### Problem to solve:
Copy every line of the records below where the word "this" occurs.

Entries with figure data:
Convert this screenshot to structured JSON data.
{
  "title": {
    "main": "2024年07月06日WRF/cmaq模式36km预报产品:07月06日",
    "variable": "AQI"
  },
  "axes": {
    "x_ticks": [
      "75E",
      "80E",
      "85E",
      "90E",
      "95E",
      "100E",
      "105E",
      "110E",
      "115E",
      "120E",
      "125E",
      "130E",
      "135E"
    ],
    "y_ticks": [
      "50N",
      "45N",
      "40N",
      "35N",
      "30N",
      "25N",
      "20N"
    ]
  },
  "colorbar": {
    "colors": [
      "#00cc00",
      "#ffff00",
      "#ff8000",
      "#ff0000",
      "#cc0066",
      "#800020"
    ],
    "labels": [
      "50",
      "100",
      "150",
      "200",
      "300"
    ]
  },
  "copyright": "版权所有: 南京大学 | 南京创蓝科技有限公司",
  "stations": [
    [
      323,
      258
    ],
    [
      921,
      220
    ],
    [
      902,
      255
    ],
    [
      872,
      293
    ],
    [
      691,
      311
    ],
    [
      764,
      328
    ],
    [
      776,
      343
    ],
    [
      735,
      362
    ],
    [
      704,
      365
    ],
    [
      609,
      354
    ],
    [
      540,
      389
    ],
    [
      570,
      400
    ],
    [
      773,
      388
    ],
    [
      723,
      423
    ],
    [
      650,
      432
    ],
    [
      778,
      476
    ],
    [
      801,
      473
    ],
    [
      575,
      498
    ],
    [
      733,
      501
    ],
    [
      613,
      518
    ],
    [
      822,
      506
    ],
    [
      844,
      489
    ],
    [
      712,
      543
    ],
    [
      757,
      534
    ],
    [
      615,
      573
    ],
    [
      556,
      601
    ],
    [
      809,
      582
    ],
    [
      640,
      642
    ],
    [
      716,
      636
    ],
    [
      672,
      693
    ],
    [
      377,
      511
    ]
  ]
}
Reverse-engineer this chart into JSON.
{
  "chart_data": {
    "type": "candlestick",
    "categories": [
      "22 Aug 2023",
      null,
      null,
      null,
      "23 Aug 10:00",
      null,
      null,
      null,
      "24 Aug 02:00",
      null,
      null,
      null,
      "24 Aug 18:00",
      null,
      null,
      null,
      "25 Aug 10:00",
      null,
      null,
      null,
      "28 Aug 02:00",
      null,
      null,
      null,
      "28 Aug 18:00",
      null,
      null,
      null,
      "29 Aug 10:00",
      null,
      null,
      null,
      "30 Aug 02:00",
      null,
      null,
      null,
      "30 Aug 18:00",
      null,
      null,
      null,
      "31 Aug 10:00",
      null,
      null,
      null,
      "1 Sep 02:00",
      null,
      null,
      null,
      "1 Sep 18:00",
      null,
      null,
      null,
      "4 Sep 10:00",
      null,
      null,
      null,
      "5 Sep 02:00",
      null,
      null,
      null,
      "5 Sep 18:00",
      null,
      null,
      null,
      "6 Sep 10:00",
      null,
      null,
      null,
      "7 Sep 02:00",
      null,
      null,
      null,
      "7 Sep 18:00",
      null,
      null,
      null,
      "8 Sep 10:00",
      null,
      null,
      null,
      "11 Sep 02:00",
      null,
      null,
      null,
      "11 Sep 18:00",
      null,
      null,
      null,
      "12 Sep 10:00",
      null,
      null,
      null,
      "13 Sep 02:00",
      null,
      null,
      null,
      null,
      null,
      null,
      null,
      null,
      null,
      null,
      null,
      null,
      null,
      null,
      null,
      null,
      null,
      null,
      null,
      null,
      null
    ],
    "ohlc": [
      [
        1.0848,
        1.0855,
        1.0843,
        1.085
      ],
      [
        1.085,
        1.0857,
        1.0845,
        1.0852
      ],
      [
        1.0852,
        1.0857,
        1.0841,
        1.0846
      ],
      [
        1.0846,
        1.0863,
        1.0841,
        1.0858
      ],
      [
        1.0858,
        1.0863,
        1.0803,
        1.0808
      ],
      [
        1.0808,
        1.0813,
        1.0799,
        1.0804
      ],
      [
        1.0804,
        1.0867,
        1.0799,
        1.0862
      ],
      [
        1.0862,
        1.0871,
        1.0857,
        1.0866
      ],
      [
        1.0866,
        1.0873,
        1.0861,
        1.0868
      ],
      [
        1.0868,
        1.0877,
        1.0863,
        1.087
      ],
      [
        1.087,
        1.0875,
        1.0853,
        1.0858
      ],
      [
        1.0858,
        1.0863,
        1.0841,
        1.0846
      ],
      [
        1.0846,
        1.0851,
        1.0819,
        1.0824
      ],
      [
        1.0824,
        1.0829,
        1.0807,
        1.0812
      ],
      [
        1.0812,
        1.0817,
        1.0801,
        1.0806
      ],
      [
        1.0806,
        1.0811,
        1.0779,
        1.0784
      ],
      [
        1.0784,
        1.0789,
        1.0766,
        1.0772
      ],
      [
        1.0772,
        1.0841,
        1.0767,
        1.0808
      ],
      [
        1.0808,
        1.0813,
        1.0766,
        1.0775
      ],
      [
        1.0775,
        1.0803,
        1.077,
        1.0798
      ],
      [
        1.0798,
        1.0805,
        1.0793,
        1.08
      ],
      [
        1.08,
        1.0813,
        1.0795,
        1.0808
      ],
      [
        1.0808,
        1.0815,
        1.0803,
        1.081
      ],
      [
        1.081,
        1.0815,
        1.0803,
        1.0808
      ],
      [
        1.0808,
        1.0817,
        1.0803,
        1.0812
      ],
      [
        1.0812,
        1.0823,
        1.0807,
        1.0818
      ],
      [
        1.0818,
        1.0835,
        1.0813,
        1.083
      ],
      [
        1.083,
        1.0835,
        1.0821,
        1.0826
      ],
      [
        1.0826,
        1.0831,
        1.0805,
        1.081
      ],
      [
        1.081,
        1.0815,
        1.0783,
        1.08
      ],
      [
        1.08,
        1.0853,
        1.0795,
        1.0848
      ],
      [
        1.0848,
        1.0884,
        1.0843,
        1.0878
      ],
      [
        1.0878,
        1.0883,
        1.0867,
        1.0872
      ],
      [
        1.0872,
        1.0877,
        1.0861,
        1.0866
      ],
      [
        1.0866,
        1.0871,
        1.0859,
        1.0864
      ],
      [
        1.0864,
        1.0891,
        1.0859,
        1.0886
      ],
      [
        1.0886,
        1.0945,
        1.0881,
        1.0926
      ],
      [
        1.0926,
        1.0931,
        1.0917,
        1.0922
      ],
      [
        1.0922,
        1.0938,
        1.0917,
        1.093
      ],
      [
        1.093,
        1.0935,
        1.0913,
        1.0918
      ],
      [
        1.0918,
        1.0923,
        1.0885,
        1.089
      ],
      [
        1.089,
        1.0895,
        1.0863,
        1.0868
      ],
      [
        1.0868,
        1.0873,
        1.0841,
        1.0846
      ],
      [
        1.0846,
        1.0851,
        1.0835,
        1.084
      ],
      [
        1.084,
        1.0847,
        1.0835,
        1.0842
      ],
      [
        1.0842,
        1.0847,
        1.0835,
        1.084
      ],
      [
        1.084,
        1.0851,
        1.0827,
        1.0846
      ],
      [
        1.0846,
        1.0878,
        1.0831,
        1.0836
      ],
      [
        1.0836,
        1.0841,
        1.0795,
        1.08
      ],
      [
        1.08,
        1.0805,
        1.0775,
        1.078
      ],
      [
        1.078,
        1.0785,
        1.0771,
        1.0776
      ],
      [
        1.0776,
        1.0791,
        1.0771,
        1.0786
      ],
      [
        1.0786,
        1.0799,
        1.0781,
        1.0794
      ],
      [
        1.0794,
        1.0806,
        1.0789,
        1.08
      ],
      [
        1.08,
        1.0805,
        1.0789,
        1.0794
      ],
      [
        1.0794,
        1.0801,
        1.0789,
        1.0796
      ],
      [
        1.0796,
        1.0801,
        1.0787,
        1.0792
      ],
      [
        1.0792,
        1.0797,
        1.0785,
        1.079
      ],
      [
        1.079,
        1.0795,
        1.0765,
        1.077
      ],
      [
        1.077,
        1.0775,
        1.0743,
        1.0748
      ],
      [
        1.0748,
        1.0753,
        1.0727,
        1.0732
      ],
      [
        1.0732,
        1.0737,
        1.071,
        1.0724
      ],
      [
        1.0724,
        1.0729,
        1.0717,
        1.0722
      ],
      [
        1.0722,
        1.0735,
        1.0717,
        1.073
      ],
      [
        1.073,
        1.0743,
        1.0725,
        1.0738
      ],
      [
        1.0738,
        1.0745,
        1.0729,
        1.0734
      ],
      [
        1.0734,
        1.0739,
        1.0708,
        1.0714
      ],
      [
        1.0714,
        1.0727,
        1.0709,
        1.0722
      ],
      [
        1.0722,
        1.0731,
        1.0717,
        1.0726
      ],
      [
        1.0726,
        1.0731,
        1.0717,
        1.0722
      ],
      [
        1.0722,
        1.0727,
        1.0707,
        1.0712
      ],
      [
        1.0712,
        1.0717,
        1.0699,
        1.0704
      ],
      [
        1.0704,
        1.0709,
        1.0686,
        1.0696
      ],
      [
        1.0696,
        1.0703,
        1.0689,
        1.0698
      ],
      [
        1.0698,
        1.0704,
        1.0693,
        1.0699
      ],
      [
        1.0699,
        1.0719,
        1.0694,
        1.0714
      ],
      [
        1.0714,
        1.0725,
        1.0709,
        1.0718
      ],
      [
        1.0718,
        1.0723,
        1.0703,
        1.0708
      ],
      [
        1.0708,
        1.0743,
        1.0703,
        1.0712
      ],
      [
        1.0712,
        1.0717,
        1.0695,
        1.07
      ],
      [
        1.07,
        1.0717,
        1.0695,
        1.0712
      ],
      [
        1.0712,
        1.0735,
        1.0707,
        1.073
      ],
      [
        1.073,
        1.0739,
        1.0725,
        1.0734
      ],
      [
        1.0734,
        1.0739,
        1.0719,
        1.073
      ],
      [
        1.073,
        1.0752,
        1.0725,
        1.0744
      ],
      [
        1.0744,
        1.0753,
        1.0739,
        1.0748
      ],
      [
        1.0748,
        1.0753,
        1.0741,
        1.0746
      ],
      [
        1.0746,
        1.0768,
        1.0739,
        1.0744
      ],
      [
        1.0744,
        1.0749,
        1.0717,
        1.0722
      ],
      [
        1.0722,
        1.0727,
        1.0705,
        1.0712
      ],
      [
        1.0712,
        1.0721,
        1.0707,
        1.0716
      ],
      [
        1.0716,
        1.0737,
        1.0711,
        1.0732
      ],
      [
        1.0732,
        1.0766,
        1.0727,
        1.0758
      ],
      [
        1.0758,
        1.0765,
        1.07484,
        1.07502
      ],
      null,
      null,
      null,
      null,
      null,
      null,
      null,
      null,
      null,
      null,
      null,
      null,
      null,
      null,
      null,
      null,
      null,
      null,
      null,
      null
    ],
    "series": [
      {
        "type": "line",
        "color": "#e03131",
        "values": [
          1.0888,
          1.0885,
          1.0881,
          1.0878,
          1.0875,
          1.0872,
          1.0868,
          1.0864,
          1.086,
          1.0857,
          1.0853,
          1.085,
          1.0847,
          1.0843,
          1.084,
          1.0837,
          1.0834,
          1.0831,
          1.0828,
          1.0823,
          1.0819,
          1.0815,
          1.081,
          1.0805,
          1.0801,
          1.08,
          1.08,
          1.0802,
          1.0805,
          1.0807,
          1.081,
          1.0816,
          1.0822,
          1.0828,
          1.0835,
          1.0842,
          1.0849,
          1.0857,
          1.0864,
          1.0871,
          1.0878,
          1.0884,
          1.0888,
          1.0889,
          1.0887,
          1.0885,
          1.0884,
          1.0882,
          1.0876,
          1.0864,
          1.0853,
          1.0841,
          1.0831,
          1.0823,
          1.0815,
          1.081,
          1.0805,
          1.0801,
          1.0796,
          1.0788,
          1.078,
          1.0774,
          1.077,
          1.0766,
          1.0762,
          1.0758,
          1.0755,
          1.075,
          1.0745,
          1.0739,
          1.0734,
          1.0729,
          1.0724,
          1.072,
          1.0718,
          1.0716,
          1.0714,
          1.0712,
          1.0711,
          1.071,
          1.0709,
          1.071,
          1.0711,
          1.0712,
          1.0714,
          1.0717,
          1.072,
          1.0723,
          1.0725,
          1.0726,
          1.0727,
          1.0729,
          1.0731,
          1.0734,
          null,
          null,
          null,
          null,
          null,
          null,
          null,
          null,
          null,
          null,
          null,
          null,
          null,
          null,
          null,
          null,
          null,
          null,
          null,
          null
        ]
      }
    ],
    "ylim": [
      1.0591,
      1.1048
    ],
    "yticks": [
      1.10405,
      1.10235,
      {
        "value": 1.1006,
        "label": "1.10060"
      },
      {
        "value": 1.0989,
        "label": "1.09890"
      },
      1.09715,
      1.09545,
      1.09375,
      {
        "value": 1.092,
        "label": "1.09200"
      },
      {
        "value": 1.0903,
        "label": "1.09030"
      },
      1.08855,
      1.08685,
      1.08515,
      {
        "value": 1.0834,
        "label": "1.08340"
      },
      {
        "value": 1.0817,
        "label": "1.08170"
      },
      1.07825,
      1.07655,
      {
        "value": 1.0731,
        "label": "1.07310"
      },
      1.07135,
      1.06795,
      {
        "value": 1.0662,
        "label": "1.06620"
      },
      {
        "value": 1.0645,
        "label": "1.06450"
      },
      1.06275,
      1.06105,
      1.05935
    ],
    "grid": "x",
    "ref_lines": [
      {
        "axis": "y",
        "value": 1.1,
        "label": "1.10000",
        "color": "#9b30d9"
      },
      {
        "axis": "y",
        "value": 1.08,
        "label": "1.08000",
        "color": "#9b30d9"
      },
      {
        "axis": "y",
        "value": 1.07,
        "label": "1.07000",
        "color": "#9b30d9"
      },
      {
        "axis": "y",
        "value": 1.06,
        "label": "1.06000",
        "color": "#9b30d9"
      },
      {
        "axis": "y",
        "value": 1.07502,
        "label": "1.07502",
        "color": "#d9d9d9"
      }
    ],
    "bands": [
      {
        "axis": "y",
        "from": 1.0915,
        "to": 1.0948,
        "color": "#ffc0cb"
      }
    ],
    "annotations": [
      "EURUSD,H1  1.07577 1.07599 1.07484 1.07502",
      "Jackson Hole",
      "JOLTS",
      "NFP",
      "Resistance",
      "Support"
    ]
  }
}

### Task response:
Convert this screenshot to structured JSON data.
Reverse-engineer this chart into JSON.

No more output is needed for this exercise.